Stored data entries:
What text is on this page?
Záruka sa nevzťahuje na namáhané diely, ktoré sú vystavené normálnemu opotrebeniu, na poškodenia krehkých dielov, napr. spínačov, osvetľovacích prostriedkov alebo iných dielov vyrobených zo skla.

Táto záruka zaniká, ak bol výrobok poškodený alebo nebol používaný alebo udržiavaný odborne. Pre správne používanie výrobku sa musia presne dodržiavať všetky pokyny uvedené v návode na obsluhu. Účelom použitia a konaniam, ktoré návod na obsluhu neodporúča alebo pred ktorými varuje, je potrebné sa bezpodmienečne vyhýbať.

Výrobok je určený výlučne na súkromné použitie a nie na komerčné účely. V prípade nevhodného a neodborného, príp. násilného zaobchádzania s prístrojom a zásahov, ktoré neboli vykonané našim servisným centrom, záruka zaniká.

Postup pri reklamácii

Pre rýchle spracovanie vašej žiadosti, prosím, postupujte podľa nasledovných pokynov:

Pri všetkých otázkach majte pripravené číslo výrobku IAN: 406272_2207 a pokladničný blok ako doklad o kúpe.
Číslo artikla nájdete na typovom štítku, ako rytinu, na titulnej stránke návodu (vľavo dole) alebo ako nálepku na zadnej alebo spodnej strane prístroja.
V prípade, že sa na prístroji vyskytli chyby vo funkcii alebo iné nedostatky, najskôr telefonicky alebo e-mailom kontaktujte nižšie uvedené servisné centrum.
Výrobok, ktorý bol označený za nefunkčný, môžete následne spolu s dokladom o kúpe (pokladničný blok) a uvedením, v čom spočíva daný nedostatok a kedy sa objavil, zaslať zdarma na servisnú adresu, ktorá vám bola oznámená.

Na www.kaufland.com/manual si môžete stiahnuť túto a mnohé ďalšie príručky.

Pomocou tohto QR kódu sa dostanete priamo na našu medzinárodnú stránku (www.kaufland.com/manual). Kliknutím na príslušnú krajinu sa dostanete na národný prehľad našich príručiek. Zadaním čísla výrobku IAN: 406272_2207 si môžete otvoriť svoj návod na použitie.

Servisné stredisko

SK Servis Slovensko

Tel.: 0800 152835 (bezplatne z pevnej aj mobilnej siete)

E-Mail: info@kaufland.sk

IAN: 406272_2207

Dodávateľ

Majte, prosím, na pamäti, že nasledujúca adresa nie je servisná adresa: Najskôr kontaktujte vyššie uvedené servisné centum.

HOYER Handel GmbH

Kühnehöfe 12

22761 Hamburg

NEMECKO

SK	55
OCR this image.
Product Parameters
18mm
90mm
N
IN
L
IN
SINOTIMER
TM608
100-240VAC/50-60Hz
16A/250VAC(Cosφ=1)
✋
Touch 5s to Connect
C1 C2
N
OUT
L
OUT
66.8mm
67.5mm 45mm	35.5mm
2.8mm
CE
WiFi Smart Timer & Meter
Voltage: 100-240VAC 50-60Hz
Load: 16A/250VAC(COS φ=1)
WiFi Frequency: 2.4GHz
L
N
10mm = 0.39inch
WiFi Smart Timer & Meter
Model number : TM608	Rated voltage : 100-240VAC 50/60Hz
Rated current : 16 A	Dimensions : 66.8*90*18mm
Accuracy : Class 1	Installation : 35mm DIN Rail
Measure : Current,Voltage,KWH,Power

• What the exercise asks
Write out the lines above, starting at the line that contains "OCR this image." and ending with the final line, and nothing else; copy them exactly.

• Response below
OCR this image.
Product Parameters
18mm
90mm
N
IN
L
IN
SINOTIMER
TM608
100-240VAC/50-60Hz
16A/250VAC(Cosφ=1)
✋
Touch 5s to Connect
C1 C2
N
OUT
L
OUT
66.8mm
67.5mm 45mm	35.5mm
2.8mm
CE
WiFi Smart Timer & Meter
Voltage: 100-240VAC 50-60Hz
Load: 16A/250VAC(COS φ=1)
WiFi Frequency: 2.4GHz
L
N
10mm = 0.39inch
WiFi Smart Timer & Meter
Model number : TM608	Rated voltage : 100-240VAC 50/60Hz
Rated current : 16 A	Dimensions : 66.8*90*18mm
Accuracy : Class 1	Installation : 35mm DIN Rail
Measure : Current,Voltage,KWH,Power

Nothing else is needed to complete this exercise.